** BEGIN **
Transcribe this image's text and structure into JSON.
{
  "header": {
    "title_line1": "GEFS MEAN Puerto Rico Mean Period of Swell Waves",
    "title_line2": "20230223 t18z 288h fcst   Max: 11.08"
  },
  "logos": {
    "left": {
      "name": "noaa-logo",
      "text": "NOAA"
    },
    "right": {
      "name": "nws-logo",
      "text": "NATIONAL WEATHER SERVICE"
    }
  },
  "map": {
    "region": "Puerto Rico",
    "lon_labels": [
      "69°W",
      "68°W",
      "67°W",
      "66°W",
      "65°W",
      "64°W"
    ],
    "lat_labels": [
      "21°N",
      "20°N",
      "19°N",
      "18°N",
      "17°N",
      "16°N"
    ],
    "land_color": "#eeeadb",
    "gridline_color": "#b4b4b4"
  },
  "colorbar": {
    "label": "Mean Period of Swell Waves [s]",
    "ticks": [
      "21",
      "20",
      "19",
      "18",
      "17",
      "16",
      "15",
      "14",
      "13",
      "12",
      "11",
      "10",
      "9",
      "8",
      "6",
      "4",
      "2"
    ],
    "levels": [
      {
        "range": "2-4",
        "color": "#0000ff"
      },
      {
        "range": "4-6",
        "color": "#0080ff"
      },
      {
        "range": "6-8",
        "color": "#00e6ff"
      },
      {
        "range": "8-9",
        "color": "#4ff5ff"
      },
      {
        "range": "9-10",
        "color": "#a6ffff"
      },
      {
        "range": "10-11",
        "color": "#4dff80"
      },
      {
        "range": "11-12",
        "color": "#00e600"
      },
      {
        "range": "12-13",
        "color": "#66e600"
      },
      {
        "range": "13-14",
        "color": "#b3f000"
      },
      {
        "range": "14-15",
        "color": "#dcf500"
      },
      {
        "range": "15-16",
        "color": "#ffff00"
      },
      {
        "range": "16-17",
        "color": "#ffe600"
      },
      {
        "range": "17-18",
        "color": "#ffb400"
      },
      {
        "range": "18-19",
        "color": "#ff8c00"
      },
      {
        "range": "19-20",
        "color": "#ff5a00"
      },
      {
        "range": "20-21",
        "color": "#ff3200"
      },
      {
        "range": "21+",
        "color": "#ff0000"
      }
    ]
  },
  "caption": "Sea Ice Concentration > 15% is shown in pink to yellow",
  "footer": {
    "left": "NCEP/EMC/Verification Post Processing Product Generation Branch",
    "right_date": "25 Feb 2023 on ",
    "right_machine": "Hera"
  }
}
** END **
** BEGIN **
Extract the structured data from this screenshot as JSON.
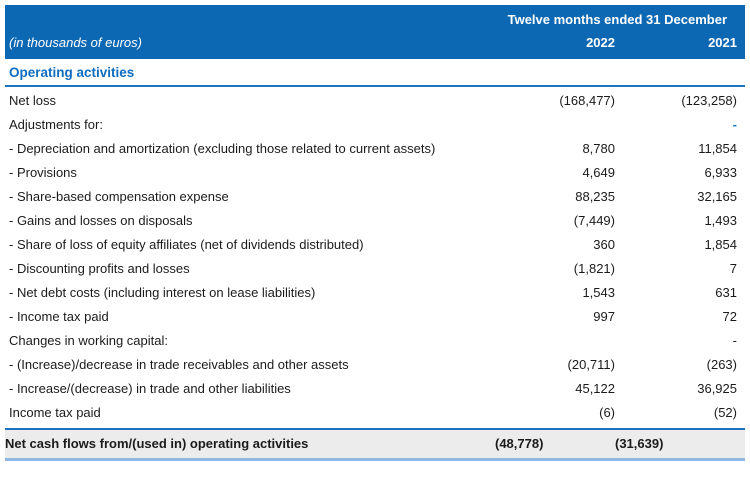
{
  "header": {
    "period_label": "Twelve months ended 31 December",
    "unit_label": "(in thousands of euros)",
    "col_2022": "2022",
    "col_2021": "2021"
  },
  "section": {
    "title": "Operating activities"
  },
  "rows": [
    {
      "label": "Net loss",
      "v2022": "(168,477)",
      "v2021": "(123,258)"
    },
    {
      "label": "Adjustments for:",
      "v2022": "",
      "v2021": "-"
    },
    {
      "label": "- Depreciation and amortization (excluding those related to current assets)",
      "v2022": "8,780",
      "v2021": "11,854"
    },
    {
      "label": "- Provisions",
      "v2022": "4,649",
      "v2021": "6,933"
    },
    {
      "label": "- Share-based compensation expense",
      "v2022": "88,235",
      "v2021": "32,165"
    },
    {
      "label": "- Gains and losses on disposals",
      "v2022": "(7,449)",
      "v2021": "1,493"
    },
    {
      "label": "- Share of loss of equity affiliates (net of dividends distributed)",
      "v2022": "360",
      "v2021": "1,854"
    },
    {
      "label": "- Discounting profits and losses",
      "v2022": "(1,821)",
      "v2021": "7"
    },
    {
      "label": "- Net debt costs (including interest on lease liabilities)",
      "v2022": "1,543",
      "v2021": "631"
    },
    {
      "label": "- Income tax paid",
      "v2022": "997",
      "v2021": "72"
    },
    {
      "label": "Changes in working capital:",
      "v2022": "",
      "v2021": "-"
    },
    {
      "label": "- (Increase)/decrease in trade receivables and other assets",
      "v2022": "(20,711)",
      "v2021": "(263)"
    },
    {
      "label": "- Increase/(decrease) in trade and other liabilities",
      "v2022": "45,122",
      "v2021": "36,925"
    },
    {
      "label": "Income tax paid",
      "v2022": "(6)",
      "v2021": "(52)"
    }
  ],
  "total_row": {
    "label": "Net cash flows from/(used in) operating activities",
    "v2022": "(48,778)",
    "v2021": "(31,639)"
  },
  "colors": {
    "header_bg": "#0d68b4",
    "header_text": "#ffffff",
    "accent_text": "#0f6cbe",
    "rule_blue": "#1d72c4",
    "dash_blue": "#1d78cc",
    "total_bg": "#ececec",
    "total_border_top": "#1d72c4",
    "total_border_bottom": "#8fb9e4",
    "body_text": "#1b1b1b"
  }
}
** END **
Each line of the material that holds the string "assets" counts once; give the total alone.

2